>> begin Material shown
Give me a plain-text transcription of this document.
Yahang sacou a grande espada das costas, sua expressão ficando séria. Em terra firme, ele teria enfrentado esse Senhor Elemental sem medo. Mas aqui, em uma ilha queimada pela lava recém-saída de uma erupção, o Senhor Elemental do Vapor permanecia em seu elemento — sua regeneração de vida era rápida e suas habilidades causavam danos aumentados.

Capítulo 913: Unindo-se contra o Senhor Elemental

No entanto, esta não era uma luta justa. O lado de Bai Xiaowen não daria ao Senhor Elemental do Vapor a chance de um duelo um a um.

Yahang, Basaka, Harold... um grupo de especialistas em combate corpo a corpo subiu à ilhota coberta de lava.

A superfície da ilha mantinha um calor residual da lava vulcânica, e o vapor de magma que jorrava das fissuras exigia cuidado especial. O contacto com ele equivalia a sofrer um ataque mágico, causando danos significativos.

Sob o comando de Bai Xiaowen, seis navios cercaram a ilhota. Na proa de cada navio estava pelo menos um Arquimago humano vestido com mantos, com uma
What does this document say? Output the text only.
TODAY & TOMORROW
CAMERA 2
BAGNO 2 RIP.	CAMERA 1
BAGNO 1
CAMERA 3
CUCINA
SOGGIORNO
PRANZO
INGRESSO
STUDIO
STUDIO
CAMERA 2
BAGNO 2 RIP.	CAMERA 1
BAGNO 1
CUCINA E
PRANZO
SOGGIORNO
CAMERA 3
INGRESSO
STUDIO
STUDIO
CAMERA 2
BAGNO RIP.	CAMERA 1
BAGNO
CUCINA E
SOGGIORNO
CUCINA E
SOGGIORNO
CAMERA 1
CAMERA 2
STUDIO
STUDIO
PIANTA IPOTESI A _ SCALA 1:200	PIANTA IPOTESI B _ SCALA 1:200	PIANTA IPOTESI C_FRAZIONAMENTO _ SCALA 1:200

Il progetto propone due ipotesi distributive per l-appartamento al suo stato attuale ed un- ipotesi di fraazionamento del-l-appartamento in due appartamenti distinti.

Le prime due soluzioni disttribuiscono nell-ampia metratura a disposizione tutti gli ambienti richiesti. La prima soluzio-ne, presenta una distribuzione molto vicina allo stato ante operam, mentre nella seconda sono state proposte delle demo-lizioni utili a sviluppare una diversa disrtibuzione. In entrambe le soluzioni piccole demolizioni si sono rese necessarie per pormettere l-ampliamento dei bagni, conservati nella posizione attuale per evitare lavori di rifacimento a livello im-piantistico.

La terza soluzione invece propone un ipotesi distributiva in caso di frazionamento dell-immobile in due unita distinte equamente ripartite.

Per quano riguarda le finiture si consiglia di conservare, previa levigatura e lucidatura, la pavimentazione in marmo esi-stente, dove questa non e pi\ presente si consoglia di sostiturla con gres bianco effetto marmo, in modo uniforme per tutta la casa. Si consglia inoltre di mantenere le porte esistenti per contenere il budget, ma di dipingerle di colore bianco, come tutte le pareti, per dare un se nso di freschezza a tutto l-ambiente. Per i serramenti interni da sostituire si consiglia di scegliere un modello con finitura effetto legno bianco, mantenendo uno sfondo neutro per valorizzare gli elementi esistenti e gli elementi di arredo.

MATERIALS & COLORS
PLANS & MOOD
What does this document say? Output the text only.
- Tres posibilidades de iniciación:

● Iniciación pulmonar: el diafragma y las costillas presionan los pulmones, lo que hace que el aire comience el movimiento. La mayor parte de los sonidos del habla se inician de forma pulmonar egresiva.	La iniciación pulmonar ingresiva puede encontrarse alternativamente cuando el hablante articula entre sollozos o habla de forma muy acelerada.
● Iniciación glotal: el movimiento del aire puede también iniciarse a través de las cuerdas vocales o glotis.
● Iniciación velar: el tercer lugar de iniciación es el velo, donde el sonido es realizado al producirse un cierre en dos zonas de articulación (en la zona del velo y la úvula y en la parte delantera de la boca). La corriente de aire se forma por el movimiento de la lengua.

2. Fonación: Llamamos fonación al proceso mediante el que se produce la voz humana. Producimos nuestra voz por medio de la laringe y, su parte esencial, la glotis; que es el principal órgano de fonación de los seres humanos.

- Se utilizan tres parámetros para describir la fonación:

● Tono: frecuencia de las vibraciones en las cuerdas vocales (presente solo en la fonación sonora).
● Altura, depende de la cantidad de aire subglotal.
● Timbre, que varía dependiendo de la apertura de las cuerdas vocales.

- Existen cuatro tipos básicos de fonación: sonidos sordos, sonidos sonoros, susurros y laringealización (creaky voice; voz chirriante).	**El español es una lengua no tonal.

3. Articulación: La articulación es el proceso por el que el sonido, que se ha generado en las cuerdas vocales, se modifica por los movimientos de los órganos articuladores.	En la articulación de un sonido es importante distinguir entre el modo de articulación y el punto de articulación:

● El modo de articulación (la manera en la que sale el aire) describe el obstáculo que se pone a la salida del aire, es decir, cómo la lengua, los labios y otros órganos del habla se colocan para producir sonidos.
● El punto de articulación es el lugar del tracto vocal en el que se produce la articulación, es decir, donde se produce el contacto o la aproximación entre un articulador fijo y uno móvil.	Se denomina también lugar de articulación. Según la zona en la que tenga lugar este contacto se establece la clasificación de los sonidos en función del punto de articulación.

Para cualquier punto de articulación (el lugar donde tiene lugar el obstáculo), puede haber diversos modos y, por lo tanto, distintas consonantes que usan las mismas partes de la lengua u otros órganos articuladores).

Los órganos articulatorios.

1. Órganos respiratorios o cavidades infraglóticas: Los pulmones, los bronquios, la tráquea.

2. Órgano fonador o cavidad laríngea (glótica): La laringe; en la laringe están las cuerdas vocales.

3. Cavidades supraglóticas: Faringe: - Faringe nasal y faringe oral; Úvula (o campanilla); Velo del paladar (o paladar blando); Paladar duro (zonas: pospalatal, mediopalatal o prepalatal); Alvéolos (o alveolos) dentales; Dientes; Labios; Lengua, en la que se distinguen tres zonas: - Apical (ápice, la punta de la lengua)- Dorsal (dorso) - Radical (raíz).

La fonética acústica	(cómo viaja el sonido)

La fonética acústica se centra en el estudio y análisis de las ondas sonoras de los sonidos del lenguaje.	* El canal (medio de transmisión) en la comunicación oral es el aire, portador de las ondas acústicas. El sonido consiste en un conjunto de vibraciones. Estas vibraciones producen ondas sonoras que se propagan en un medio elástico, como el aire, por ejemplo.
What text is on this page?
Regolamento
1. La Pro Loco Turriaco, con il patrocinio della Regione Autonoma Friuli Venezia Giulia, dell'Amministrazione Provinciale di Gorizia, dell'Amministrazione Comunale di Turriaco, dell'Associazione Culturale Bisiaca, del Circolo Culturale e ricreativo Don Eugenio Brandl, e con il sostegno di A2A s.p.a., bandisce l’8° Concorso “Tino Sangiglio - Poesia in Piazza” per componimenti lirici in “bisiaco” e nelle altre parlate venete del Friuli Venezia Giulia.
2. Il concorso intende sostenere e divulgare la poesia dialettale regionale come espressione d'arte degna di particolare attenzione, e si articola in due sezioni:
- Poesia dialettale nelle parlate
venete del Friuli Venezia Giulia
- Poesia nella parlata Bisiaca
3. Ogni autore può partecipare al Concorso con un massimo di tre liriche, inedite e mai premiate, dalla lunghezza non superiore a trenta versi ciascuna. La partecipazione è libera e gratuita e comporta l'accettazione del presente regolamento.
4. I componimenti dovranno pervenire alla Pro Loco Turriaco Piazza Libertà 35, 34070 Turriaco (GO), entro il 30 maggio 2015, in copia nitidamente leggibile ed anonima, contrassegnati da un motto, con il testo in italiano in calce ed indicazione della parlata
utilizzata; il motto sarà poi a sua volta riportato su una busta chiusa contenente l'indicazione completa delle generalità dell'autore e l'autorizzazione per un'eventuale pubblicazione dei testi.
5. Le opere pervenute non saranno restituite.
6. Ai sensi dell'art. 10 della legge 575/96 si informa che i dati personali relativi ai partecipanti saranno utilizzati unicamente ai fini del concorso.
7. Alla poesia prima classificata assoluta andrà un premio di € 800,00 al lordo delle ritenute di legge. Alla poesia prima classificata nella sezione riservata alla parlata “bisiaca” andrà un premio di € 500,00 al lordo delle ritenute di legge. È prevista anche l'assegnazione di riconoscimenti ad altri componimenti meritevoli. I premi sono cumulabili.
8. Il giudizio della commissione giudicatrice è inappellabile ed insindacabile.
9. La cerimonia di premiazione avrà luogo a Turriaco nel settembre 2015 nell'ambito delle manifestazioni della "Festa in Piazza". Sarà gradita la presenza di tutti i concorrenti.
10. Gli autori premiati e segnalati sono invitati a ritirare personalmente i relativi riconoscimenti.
>> end Material shown
▸ **Set exercise**
Return, from the data, each line that has the word "prima" in it.

▸ **Answer to this exercise**
Le prime due soluzioni disttribuiscono nell-ampia metratura a disposizione tutti gli ambienti richiesti. La prima soluzio-ne, presenta una distribuzione molto vicina allo stato ante operam, mentre nella seconda sono state proposte delle demo-lizioni utili a sviluppare una diversa disrtibuzione. In entrambe le soluzioni piccole demolizioni si sono rese necessarie per pormettere l-ampliamento dei bagni, conservati nella posizione attuale per evitare lavori di rifacimento a livello im-piantistico.
7. Alla poesia prima classificata assoluta andrà un premio di € 800,00 al lordo delle ritenute di legge. Alla poesia prima classificata nella sezione riservata alla parlata “bisiaca” andrà un premio di € 500,00 al lordo delle ritenute di legge. È prevista anche l'assegnazione di riconoscimenti ad altri componimenti meritevoli. I premi sono cumulabili.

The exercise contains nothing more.